(Set problem)
In the material below, count the lines with the word "Cylinder" and state that number only.

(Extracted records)
>>>>>
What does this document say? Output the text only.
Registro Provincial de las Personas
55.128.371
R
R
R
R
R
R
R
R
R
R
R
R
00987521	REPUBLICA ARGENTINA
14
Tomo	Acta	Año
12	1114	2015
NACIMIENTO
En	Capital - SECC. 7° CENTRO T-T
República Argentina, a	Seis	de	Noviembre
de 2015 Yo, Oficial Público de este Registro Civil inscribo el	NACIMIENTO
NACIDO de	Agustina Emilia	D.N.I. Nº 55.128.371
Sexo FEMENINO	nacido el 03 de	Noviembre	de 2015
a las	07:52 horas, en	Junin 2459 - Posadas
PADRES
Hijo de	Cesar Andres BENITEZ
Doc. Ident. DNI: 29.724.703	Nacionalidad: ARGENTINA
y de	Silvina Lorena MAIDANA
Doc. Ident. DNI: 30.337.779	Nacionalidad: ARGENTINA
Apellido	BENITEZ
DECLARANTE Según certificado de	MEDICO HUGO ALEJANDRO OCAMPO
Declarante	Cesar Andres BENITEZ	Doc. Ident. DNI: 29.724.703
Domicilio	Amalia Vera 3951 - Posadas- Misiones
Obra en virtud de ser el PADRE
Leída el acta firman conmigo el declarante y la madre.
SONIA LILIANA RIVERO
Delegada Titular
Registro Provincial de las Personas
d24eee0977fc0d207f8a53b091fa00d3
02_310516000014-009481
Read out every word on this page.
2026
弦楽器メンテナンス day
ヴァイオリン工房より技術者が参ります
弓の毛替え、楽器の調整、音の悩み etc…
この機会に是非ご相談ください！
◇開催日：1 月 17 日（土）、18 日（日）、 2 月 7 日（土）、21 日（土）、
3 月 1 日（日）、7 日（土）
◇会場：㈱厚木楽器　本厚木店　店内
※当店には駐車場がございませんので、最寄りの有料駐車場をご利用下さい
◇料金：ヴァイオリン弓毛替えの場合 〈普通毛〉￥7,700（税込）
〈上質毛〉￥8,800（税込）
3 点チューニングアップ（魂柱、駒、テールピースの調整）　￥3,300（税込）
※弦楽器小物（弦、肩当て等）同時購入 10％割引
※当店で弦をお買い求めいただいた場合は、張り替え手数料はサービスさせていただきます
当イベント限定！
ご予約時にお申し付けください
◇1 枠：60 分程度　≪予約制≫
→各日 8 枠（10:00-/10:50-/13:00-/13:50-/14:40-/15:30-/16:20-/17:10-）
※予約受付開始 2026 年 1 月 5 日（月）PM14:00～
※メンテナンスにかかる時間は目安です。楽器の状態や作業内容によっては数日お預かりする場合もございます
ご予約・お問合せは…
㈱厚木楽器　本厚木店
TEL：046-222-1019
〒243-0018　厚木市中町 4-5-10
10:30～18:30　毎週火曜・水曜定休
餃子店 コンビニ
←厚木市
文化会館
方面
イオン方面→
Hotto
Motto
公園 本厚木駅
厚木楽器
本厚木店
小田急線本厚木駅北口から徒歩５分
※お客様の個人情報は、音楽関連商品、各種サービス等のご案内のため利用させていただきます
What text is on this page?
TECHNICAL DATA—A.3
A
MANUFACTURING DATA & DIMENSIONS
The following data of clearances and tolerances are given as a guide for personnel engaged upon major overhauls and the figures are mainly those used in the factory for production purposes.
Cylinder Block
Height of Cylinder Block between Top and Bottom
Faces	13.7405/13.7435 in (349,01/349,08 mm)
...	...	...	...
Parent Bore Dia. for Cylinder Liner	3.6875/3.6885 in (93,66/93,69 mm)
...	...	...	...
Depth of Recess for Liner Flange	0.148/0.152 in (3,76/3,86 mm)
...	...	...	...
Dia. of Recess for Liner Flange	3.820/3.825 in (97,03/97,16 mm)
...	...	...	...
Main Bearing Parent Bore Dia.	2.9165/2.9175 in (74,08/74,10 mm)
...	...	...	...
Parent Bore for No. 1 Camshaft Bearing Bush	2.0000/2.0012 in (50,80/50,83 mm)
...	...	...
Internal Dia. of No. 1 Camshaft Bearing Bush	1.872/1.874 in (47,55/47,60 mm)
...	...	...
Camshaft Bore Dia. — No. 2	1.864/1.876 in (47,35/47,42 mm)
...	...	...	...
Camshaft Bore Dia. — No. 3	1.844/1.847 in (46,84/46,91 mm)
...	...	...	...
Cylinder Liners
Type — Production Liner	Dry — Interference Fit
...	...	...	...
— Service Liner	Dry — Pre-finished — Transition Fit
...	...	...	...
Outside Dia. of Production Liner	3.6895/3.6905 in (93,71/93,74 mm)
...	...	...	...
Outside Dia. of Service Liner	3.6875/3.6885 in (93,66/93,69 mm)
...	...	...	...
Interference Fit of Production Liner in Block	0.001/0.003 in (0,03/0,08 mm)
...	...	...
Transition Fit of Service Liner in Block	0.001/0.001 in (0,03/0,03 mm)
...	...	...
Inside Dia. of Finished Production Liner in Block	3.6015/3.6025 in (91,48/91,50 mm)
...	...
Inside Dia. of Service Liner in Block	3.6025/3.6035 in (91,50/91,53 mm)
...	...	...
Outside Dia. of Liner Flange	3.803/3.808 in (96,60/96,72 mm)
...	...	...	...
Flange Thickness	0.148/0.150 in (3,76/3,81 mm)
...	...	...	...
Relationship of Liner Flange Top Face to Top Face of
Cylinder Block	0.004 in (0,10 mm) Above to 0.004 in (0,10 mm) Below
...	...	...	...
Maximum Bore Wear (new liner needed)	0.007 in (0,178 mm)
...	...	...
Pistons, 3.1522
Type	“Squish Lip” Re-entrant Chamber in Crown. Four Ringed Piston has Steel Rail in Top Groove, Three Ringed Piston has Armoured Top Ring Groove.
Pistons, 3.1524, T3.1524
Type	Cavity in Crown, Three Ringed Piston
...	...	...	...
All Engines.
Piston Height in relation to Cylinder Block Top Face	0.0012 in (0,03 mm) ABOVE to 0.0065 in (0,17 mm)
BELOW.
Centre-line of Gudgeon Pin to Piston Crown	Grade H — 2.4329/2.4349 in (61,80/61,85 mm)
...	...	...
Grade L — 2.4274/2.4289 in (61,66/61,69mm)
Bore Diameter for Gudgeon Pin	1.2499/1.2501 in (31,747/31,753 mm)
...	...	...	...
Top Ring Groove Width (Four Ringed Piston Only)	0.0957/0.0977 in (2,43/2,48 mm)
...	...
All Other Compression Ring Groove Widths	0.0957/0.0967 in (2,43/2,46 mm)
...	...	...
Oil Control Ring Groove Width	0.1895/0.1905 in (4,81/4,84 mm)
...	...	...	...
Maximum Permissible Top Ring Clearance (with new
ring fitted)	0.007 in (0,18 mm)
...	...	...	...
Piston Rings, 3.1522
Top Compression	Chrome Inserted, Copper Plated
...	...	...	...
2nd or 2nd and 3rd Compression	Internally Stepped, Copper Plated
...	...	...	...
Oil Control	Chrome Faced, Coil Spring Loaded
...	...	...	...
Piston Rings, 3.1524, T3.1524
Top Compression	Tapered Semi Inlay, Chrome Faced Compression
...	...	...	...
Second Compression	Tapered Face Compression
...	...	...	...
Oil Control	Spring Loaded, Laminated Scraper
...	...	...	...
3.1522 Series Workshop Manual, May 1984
<<<<<
(Written solution)
6